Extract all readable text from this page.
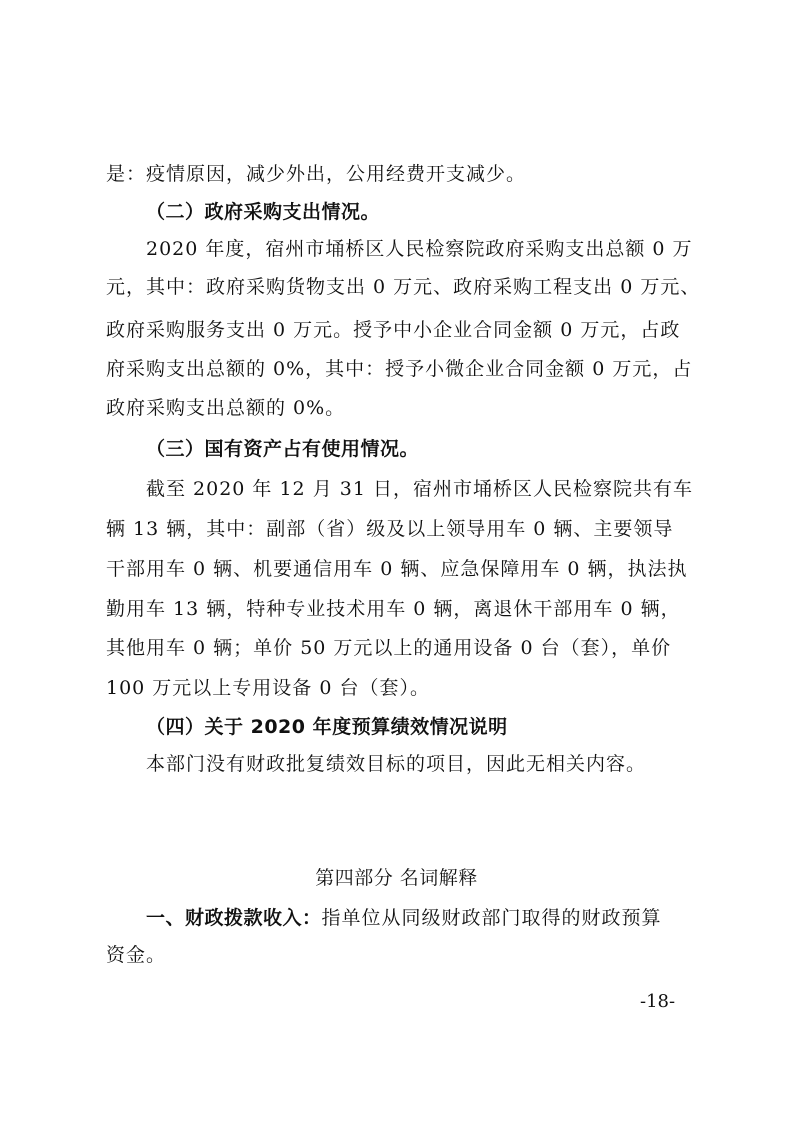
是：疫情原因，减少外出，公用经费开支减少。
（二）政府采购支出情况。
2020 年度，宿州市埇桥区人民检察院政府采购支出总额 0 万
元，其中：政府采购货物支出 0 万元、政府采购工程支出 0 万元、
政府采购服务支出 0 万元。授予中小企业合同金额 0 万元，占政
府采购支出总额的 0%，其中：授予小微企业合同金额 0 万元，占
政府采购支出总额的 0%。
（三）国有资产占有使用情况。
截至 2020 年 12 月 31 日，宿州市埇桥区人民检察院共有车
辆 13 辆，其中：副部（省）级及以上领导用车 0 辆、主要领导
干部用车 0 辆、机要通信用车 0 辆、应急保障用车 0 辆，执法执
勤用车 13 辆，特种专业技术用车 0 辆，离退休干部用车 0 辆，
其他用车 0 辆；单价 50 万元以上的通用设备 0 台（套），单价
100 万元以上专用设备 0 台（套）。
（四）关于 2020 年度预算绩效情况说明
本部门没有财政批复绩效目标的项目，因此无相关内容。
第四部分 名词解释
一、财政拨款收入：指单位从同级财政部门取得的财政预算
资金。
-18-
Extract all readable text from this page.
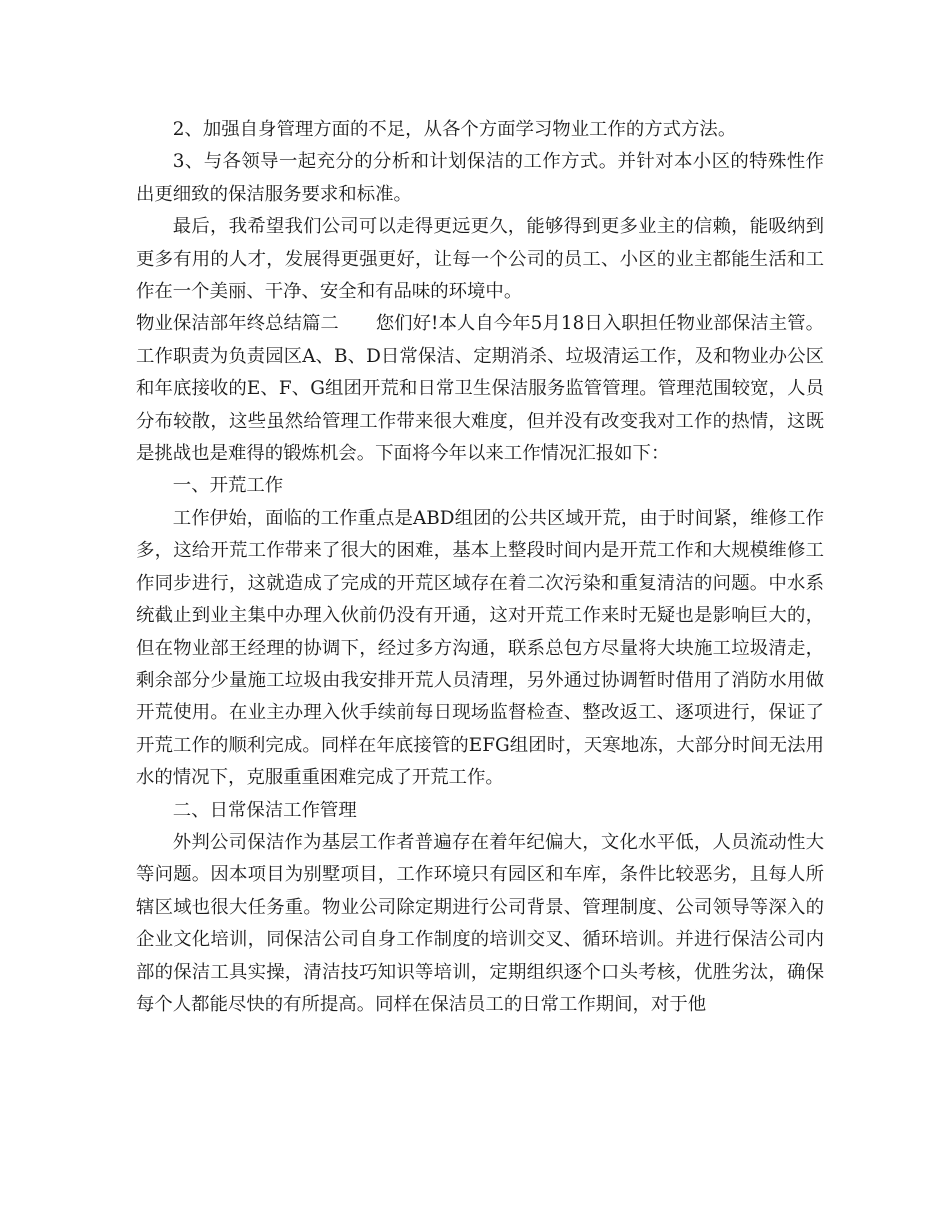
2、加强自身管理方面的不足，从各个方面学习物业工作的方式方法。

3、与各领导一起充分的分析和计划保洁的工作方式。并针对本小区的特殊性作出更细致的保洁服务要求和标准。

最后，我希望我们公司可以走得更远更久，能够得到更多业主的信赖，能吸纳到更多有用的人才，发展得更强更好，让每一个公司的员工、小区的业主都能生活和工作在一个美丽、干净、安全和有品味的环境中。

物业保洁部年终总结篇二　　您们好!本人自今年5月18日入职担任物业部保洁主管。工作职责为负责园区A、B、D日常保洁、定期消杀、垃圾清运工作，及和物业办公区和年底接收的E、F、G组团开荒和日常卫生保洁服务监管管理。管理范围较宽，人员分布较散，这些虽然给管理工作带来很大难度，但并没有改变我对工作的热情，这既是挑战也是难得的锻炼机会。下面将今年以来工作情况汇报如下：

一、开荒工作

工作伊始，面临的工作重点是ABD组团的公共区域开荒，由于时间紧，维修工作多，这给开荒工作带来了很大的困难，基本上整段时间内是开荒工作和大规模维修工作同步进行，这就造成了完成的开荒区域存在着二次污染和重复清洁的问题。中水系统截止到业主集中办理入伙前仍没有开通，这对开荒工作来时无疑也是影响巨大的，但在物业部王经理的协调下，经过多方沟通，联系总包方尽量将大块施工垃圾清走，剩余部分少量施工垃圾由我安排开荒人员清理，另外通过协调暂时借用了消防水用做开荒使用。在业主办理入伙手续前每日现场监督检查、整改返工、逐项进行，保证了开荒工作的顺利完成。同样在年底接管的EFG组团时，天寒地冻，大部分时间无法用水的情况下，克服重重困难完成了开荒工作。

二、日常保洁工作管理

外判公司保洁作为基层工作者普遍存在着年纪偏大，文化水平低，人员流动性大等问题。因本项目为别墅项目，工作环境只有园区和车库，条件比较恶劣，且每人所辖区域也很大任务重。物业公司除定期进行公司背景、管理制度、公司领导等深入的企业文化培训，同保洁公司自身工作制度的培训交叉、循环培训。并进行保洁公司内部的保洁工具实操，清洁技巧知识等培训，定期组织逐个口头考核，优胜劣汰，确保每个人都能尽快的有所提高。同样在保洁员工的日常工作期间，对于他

* * *

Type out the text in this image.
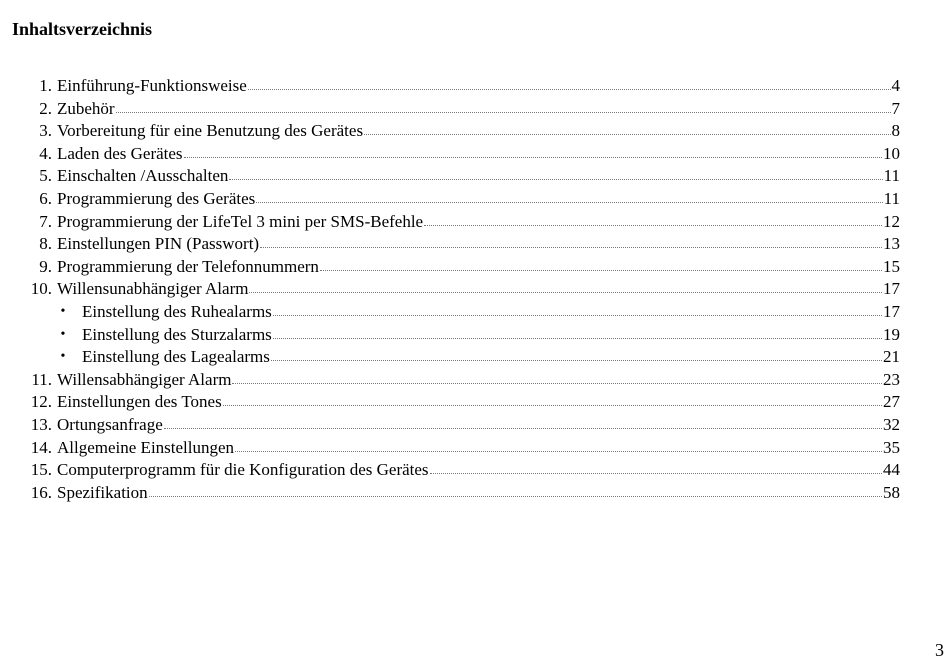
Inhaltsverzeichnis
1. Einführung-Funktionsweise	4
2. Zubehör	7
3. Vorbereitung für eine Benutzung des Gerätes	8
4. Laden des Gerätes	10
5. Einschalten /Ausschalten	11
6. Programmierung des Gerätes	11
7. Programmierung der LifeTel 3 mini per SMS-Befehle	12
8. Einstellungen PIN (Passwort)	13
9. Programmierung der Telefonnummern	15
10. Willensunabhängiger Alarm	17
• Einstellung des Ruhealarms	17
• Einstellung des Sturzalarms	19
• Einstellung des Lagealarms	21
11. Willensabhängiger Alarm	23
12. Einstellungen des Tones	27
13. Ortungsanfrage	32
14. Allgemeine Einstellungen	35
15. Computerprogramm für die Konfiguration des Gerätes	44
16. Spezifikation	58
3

---

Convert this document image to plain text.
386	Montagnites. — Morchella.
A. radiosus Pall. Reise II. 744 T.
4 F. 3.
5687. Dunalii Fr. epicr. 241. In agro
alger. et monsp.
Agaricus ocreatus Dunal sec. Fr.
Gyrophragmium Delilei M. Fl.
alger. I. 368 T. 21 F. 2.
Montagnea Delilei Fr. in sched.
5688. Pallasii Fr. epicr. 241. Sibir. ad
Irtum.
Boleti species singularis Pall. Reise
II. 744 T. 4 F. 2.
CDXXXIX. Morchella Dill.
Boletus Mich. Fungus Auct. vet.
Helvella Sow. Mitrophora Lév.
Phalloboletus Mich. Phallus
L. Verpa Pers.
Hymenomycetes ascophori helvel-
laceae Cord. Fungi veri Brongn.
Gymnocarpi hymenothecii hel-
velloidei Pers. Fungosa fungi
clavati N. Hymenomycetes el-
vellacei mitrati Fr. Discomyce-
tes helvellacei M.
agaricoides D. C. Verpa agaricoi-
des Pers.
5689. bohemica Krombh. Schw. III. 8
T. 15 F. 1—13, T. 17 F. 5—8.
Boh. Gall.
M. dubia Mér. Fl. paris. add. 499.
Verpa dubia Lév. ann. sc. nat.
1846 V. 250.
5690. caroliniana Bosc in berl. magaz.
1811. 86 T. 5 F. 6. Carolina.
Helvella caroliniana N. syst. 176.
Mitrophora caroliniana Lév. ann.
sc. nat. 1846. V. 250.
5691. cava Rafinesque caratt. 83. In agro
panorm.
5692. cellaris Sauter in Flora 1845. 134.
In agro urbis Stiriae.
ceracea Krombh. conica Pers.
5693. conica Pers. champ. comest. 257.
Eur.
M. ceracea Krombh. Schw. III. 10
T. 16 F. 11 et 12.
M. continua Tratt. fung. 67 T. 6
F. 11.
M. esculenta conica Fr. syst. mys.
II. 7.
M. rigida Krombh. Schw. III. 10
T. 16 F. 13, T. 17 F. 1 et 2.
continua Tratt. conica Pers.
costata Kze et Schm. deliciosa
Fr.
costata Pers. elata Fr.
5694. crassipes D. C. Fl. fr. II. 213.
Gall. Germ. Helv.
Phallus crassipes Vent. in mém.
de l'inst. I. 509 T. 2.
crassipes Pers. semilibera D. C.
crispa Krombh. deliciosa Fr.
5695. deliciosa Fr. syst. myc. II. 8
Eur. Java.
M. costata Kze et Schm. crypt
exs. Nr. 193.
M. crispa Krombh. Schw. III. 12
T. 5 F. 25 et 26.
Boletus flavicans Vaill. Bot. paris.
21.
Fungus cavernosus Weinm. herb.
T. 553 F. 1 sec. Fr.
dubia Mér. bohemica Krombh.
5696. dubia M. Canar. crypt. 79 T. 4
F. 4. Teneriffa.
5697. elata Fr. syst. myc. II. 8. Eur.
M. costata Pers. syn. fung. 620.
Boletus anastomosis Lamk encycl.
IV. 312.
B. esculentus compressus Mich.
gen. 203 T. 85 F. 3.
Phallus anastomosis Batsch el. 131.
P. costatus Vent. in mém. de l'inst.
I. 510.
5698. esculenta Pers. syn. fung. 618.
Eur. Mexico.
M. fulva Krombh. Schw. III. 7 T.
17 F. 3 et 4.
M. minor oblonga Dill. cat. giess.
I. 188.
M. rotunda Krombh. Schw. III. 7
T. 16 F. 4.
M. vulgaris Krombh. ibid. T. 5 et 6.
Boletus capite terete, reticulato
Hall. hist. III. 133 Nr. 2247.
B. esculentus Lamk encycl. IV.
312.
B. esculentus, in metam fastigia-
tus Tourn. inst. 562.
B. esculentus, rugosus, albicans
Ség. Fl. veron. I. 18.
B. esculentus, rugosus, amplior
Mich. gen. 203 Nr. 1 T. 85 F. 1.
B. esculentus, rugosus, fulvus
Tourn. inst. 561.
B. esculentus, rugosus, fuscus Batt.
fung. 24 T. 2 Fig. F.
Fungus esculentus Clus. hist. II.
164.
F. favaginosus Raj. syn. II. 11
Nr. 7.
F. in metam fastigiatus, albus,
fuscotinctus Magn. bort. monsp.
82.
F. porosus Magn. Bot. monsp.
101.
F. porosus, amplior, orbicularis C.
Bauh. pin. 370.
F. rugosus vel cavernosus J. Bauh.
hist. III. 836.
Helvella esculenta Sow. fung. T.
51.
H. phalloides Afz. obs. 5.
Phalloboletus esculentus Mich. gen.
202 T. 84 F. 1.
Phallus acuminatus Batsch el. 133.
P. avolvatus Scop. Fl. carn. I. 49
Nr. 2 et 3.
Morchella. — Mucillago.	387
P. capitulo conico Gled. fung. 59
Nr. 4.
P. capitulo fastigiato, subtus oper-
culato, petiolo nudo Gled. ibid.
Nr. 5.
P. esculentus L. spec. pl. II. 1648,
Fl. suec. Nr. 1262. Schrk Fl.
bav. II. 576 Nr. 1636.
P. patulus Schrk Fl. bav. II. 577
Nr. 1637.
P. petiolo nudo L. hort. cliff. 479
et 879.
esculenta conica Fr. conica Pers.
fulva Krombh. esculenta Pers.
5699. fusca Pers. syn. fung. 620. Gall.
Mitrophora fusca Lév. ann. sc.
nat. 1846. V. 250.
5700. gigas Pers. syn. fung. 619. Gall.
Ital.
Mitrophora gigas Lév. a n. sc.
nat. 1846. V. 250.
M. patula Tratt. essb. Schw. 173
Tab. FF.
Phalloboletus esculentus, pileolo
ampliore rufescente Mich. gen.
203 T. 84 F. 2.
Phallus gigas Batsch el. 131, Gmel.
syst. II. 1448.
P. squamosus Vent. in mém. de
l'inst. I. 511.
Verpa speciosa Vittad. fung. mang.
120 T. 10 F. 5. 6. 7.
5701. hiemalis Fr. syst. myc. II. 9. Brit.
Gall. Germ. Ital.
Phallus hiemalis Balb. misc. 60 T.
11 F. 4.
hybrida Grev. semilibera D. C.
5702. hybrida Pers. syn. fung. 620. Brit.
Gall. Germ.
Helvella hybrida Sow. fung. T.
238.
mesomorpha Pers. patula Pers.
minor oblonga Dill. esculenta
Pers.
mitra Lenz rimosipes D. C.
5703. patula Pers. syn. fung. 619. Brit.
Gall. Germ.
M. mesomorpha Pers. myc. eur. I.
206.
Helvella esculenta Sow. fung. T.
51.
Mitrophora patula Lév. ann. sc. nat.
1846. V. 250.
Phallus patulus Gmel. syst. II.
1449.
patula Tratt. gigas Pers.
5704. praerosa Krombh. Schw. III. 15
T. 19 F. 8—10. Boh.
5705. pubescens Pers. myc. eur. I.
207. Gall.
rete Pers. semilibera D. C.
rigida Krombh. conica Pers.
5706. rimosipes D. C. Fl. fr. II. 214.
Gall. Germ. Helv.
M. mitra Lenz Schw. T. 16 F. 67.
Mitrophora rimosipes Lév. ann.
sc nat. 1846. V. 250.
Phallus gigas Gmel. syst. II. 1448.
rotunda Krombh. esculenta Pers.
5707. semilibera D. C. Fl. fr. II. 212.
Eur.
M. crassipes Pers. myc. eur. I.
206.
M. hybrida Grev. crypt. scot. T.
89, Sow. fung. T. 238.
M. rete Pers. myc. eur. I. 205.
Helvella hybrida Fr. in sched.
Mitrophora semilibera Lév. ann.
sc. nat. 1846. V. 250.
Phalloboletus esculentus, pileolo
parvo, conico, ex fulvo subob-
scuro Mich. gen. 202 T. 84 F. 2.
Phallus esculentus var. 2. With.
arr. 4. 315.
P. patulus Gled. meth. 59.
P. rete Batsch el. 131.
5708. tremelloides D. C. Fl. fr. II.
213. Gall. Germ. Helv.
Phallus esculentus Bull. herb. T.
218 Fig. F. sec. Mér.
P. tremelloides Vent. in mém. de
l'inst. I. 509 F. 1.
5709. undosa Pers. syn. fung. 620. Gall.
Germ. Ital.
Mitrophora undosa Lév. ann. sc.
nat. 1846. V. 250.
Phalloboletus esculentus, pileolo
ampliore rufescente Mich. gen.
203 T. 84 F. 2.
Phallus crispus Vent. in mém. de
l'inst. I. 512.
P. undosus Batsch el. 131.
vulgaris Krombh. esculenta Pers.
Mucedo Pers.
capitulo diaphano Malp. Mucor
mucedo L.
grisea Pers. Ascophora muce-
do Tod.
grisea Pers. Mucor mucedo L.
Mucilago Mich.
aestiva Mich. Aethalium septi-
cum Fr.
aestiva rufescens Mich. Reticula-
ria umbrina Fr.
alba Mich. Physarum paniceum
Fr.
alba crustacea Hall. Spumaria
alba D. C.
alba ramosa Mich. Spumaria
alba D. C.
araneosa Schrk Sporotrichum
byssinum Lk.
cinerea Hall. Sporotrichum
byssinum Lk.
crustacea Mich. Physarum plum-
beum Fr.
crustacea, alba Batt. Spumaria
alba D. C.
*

-- PROBLEM TO WORK ON --
Pick out each line in the material containing "dubia".

-- CORRECT RESPONSE --
M. dubia Mér. Fl. paris. add. 499.
Verpa dubia Lév. ann. sc. nat.
dubia Mér. bohemica Krombh.
5696. dubia M. Canar. crypt. 79 T. 4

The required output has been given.